• _To be done_: Set down every entry word for word. Omit the pictures.

Entries with figure data
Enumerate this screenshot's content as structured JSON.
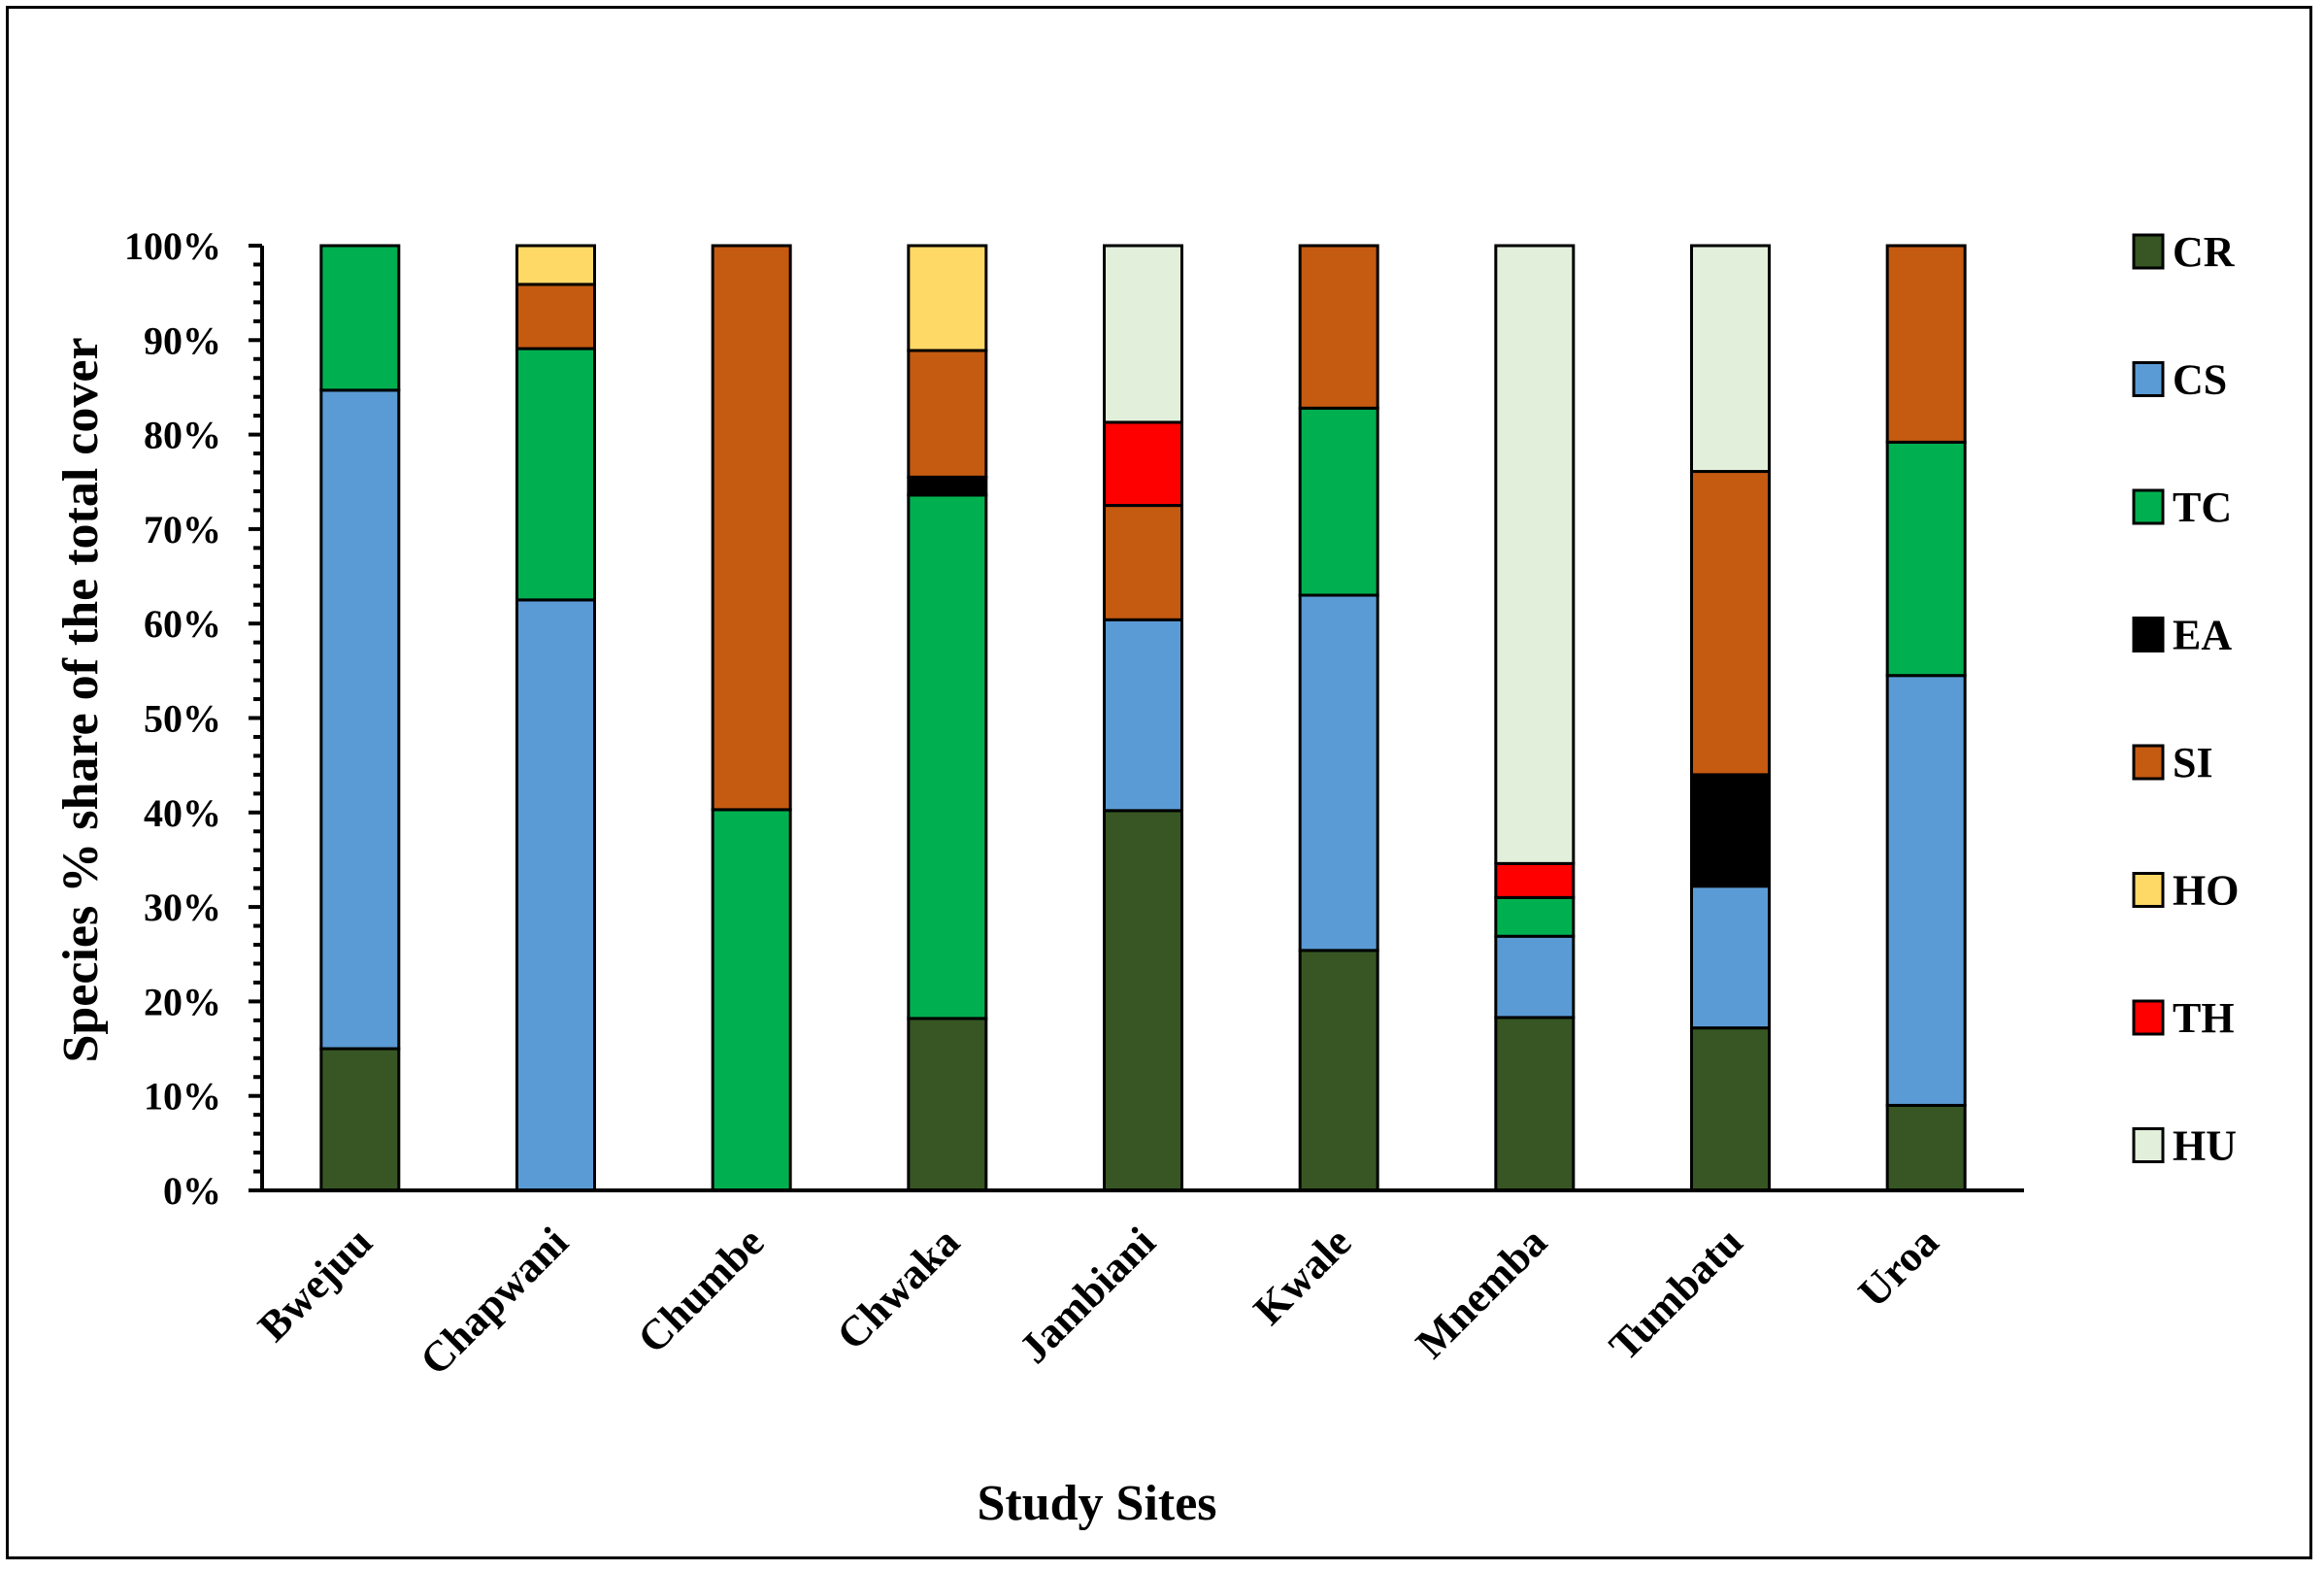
{
  "chart_data": {
    "type": "bar",
    "stacked": true,
    "percent": true,
    "title": "",
    "xlabel": "Study Sites",
    "ylabel": "Species % share of the total cover",
    "ylim": [
      0,
      100
    ],
    "yticks": [
      "0%",
      "10%",
      "20%",
      "30%",
      "40%",
      "50%",
      "60%",
      "70%",
      "80%",
      "90%",
      "100%"
    ],
    "legend_position": "right",
    "categories": [
      "Bwejuu",
      "Chapwani",
      "Chumbe",
      "Chwaka",
      "Jambiani",
      "Kwale",
      "Mnemba",
      "Tumbatu",
      "Uroa"
    ],
    "series": [
      {
        "name": "CR",
        "color": "#375623",
        "values": [
          15,
          0,
          0,
          18.2,
          40.2,
          25.4,
          18.3,
          17.2,
          9
        ]
      },
      {
        "name": "CS",
        "color": "#5B9BD5",
        "values": [
          69.7,
          62.5,
          0,
          0,
          20.2,
          37.6,
          8.6,
          15,
          45.5
        ]
      },
      {
        "name": "TC",
        "color": "#00B050",
        "values": [
          15.3,
          26.6,
          40.3,
          55.4,
          0,
          19.8,
          4.1,
          0,
          24.7
        ]
      },
      {
        "name": "EA",
        "color": "#000000",
        "values": [
          0,
          0,
          0,
          1.9,
          0,
          0,
          0,
          11.8,
          0
        ]
      },
      {
        "name": "SI",
        "color": "#C55A11",
        "values": [
          0,
          6.8,
          59.7,
          13.4,
          12.1,
          17.2,
          0,
          32.1,
          20.8
        ]
      },
      {
        "name": "HO",
        "color": "#FFD966",
        "values": [
          0,
          4.1,
          0,
          11.1,
          0,
          0,
          0,
          0,
          0
        ]
      },
      {
        "name": "TH",
        "color": "#FF0000",
        "values": [
          0,
          0,
          0,
          0,
          8.8,
          0,
          3.6,
          0,
          0
        ]
      },
      {
        "name": "HU",
        "color": "#E2EFDA",
        "values": [
          0,
          0,
          0,
          0,
          18.7,
          0,
          65.4,
          23.9,
          0
        ]
      }
    ]
  }
}
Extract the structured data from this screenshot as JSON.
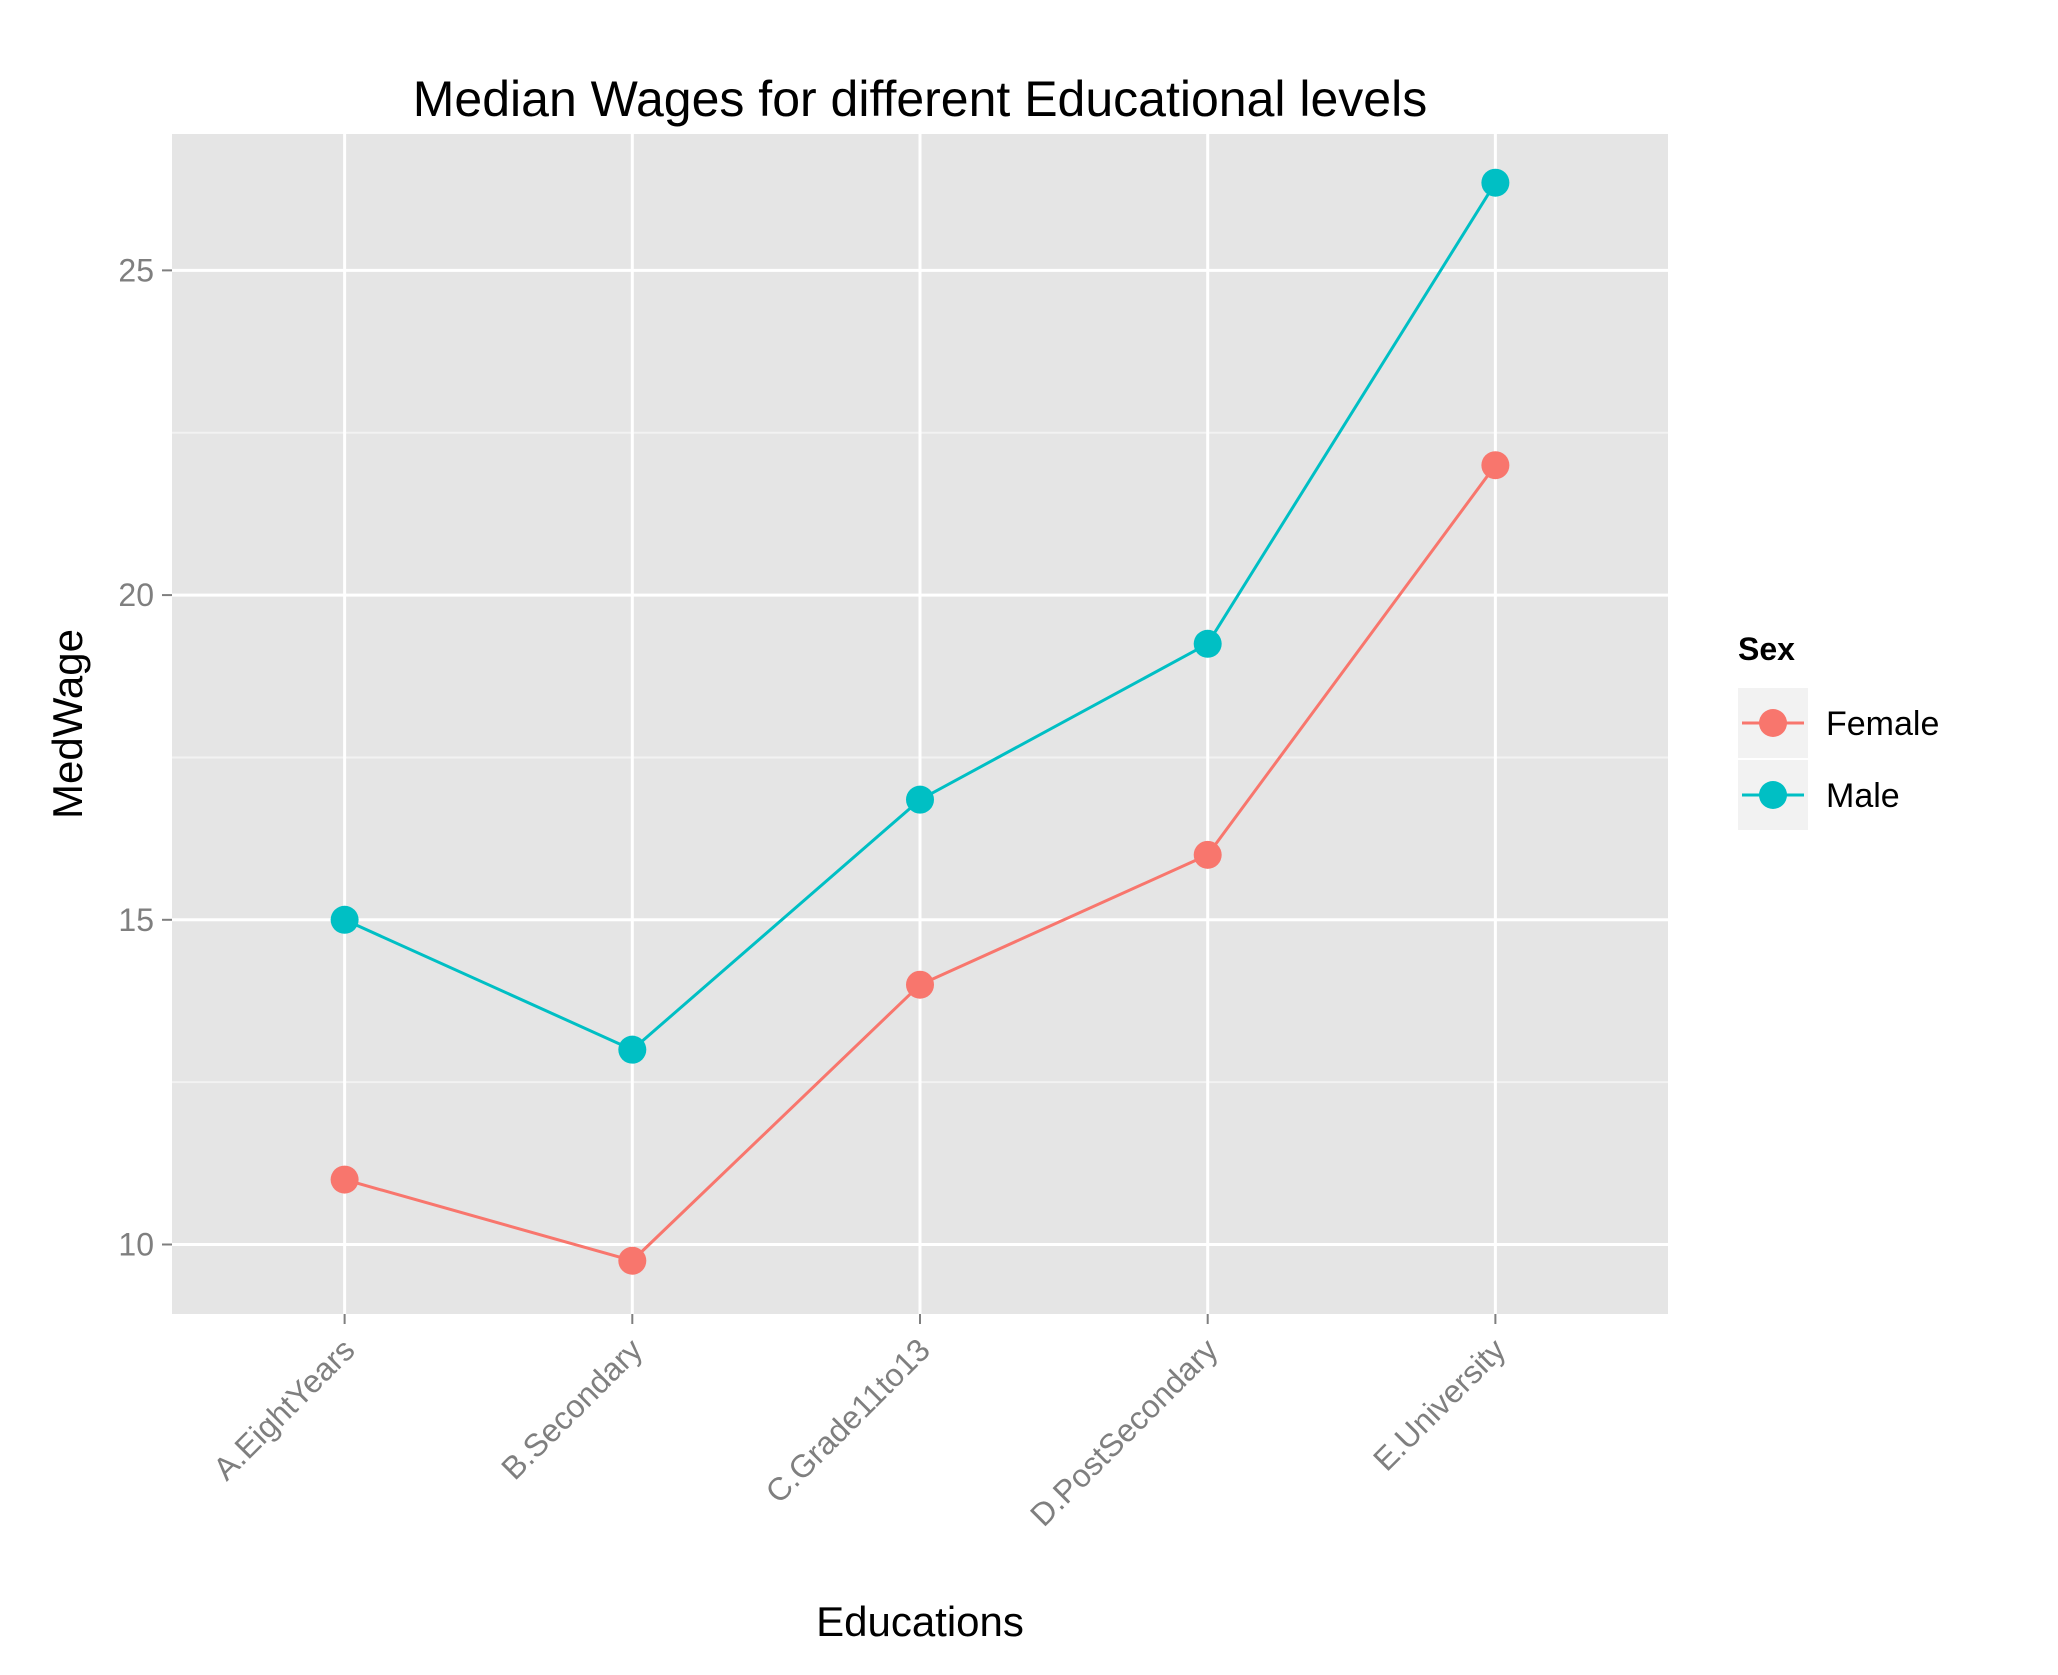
{
  "chart_data": {
    "type": "line",
    "title": "Median Wages for different Educational levels",
    "xlabel": "Educations",
    "ylabel": "MedWage",
    "categories": [
      "A.EightYears",
      "B.Secondary",
      "C.Grade11to13",
      "D.PostSecondary",
      "E.University"
    ],
    "series": [
      {
        "name": "Female",
        "color": "#f8766d",
        "values": [
          11.0,
          9.75,
          14.0,
          16.0,
          22.0
        ]
      },
      {
        "name": "Male",
        "color": "#00bfc4",
        "values": [
          15.0,
          13.0,
          16.85,
          19.25,
          26.35
        ]
      }
    ],
    "yticks": [
      10,
      15,
      20,
      25
    ],
    "ylim": [
      8.93,
      27.1
    ],
    "grid": true,
    "panel_background": "#e5e5e5",
    "legend": {
      "title": "Sex",
      "position": "right"
    }
  }
}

• _Reply_:
Enumerate this screenshot's content as structured JSON.
{
  "chart_data": {
    "type": "bar",
    "stacked": true,
    "percent": true,
    "title": "",
    "xlabel": "Study Sites",
    "ylabel": "Species % share of the total cover",
    "ylim": [
      0,
      100
    ],
    "yticks": [
      "0%",
      "10%",
      "20%",
      "30%",
      "40%",
      "50%",
      "60%",
      "70%",
      "80%",
      "90%",
      "100%"
    ],
    "legend_position": "right",
    "categories": [
      "Bwejuu",
      "Chapwani",
      "Chumbe",
      "Chwaka",
      "Jambiani",
      "Kwale",
      "Mnemba",
      "Tumbatu",
      "Uroa"
    ],
    "series": [
      {
        "name": "CR",
        "color": "#375623",
        "values": [
          15,
          0,
          0,
          18.2,
          40.2,
          25.4,
          18.3,
          17.2,
          9
        ]
      },
      {
        "name": "CS",
        "color": "#5B9BD5",
        "values": [
          69.7,
          62.5,
          0,
          0,
          20.2,
          37.6,
          8.6,
          15,
          45.5
        ]
      },
      {
        "name": "TC",
        "color": "#00B050",
        "values": [
          15.3,
          26.6,
          40.3,
          55.4,
          0,
          19.8,
          4.1,
          0,
          24.7
        ]
      },
      {
        "name": "EA",
        "color": "#000000",
        "values": [
          0,
          0,
          0,
          1.9,
          0,
          0,
          0,
          11.8,
          0
        ]
      },
      {
        "name": "SI",
        "color": "#C55A11",
        "values": [
          0,
          6.8,
          59.7,
          13.4,
          12.1,
          17.2,
          0,
          32.1,
          20.8
        ]
      },
      {
        "name": "HO",
        "color": "#FFD966",
        "values": [
          0,
          4.1,
          0,
          11.1,
          0,
          0,
          0,
          0,
          0
        ]
      },
      {
        "name": "TH",
        "color": "#FF0000",
        "values": [
          0,
          0,
          0,
          0,
          8.8,
          0,
          3.6,
          0,
          0
        ]
      },
      {
        "name": "HU",
        "color": "#E2EFDA",
        "values": [
          0,
          0,
          0,
          0,
          18.7,
          0,
          65.4,
          23.9,
          0
        ]
      }
    ]
  }
}
Extract the structured data from this screenshot as JSON.
{
  "chart_data": {
    "type": "line",
    "title": "Median Wages for different Educational levels",
    "xlabel": "Educations",
    "ylabel": "MedWage",
    "categories": [
      "A.EightYears",
      "B.Secondary",
      "C.Grade11to13",
      "D.PostSecondary",
      "E.University"
    ],
    "series": [
      {
        "name": "Female",
        "color": "#f8766d",
        "values": [
          11.0,
          9.75,
          14.0,
          16.0,
          22.0
        ]
      },
      {
        "name": "Male",
        "color": "#00bfc4",
        "values": [
          15.0,
          13.0,
          16.85,
          19.25,
          26.35
        ]
      }
    ],
    "yticks": [
      10,
      15,
      20,
      25
    ],
    "ylim": [
      8.93,
      27.1
    ],
    "grid": true,
    "panel_background": "#e5e5e5",
    "legend": {
      "title": "Sex",
      "position": "right"
    }
  }
}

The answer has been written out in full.